> [Part of a data file]
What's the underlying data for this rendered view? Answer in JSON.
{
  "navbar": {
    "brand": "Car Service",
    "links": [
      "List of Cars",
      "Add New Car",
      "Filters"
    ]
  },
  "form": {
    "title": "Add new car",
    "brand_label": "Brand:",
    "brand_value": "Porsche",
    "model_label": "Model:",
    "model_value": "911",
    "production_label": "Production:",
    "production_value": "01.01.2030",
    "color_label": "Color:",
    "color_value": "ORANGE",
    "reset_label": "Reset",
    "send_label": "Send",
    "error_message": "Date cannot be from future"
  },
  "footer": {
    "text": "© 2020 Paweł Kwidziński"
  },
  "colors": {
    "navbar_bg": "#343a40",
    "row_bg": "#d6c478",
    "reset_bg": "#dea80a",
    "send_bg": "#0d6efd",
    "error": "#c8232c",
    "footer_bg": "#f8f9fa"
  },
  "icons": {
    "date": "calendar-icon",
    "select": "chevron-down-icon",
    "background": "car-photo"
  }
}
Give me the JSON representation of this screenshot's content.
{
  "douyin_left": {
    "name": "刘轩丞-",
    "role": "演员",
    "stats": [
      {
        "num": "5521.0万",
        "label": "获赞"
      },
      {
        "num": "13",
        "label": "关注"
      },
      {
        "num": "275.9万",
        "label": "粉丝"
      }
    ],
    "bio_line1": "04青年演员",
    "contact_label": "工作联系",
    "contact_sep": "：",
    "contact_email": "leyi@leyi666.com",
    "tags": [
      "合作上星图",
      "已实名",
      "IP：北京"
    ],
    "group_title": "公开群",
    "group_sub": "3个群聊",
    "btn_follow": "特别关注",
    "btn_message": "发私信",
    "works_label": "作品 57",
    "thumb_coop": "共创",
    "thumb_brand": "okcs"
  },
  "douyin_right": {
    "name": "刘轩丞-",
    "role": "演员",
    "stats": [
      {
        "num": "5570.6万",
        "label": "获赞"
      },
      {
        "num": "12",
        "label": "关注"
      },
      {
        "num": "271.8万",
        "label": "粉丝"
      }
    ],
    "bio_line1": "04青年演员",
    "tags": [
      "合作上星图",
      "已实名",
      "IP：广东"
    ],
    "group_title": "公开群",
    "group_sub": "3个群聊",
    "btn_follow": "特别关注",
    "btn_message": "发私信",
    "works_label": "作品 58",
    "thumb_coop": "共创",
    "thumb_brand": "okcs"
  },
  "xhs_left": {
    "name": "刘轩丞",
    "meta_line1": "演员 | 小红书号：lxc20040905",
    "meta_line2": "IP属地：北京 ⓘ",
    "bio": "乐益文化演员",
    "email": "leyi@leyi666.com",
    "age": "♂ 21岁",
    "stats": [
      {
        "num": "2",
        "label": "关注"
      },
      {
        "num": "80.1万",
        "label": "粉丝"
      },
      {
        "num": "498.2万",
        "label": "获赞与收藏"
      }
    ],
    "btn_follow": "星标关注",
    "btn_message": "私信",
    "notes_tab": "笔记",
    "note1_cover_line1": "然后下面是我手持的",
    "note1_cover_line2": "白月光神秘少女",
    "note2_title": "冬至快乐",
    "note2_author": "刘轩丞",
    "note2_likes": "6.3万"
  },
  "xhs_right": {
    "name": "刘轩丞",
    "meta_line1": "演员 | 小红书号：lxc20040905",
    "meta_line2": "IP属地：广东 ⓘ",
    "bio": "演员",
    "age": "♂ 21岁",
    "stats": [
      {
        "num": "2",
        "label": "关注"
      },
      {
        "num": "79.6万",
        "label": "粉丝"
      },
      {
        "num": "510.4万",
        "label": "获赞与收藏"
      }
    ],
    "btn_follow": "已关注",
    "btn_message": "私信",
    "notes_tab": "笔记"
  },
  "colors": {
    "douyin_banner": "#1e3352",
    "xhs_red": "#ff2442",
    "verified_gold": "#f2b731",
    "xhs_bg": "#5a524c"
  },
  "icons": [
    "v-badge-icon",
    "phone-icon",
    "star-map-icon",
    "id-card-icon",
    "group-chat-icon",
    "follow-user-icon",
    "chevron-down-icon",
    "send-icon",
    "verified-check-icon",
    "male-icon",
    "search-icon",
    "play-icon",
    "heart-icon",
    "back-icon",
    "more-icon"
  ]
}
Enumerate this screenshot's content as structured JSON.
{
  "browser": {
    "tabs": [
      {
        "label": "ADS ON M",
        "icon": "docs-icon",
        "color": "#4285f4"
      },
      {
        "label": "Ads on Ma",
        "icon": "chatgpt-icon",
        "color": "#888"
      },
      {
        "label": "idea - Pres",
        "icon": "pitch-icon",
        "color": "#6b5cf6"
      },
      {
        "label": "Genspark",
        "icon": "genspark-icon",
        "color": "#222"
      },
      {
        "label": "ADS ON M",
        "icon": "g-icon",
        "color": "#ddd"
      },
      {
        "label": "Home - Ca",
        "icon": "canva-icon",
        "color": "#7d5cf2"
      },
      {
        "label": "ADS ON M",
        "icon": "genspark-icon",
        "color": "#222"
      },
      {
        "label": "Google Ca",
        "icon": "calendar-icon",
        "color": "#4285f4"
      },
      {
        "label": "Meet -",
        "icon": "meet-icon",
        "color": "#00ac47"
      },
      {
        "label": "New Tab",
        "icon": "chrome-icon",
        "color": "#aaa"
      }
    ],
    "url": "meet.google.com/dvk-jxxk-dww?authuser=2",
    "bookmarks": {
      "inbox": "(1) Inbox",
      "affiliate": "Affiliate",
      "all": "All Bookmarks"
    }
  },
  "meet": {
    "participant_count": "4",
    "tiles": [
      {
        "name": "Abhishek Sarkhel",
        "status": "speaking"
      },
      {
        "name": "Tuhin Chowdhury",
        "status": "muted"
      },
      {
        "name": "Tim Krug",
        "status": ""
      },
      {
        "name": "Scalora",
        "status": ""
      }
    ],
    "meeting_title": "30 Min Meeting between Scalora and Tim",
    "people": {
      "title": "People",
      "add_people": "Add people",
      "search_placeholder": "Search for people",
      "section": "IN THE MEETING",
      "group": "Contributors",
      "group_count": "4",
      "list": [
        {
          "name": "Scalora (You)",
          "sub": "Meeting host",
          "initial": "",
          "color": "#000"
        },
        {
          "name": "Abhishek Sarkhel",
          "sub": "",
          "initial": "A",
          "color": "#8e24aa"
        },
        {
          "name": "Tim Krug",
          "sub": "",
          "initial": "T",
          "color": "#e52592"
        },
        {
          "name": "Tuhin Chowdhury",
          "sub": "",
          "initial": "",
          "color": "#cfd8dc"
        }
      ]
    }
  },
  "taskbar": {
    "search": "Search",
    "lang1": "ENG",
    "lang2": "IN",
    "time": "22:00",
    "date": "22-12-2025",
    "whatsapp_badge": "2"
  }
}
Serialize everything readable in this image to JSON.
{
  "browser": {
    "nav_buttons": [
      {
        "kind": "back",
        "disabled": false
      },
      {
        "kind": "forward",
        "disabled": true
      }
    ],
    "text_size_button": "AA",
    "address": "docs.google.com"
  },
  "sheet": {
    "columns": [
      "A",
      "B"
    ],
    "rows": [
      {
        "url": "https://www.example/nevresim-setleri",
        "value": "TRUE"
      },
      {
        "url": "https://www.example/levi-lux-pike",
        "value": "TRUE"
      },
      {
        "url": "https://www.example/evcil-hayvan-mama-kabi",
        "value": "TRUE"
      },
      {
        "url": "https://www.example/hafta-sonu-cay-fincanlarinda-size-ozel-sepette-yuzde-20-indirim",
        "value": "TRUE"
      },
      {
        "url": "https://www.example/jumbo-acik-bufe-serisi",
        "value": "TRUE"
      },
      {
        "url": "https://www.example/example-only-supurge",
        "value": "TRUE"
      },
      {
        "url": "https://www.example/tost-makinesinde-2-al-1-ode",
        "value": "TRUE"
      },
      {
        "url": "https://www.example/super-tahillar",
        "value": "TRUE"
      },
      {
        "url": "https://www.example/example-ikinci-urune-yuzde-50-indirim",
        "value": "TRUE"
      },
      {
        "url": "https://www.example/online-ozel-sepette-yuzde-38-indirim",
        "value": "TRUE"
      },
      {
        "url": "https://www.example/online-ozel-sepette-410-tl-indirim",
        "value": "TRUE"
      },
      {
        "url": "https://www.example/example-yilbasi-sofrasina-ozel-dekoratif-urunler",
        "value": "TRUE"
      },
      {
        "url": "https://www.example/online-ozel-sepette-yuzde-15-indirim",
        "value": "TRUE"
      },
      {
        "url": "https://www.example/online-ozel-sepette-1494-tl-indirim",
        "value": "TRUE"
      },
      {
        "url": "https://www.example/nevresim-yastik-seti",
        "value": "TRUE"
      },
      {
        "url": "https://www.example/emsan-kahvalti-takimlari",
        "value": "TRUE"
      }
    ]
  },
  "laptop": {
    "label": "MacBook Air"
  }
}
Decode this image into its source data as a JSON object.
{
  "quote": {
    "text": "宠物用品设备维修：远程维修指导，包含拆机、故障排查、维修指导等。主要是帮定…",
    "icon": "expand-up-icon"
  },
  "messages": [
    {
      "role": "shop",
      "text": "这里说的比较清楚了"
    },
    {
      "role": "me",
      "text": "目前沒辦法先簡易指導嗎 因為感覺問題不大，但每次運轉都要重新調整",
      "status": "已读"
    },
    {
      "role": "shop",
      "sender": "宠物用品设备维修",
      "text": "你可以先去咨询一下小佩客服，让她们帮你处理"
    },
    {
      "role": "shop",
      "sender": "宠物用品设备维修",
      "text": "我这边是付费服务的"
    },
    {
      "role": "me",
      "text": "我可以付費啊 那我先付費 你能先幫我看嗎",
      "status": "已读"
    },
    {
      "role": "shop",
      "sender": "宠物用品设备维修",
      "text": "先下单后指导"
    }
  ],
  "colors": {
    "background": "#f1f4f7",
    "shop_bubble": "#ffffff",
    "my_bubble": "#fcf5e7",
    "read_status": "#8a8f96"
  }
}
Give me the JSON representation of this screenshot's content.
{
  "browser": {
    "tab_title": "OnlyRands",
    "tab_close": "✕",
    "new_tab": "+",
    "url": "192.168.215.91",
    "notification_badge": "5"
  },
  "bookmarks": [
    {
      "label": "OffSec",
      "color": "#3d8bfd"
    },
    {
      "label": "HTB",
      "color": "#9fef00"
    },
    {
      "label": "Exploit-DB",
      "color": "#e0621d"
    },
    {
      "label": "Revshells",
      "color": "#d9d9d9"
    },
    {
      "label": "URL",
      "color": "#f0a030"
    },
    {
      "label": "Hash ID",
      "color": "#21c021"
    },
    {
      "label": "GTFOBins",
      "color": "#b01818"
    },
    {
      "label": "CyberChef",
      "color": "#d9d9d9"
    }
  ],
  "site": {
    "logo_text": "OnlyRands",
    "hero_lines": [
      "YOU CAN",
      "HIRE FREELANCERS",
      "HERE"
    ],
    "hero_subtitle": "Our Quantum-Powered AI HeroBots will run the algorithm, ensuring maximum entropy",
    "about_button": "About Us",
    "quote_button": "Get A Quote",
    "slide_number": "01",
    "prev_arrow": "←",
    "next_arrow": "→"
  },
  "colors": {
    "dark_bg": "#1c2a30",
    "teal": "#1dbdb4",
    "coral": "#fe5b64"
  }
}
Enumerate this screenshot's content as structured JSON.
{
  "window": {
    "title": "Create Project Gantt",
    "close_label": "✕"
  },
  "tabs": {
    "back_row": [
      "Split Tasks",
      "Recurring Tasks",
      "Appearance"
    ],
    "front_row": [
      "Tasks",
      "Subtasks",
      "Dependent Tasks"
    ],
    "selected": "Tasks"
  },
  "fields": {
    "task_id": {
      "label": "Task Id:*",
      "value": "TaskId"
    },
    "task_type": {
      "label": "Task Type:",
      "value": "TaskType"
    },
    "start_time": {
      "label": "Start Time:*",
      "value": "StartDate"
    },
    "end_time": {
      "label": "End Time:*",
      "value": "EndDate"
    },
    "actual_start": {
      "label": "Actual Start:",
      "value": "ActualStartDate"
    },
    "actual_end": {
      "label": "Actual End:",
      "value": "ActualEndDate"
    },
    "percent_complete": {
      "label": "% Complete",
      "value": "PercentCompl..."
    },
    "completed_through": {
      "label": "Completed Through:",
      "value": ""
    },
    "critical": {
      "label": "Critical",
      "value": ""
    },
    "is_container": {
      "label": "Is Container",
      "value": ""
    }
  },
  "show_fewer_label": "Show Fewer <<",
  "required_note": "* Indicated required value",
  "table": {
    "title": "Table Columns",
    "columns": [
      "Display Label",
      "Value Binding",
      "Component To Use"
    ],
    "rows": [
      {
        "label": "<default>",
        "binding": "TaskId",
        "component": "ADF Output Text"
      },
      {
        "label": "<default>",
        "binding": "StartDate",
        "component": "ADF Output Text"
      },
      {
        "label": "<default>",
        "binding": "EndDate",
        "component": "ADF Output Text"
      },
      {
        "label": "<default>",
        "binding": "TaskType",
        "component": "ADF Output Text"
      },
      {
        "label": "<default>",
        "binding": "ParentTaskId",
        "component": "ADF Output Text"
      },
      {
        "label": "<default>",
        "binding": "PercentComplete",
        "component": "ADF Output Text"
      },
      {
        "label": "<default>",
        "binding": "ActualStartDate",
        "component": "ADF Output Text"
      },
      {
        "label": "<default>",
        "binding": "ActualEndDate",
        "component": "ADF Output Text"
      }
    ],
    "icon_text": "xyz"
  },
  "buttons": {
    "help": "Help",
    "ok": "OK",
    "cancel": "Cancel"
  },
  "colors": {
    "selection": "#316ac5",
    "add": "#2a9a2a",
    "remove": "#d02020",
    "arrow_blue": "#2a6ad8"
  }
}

> [Problem]
Which lines hold the word "Sarkhel"? Copy every one of them.

> [Reply to the task]
        "name": "Abhishek Sarkhel",
          "name": "Abhishek Sarkhel",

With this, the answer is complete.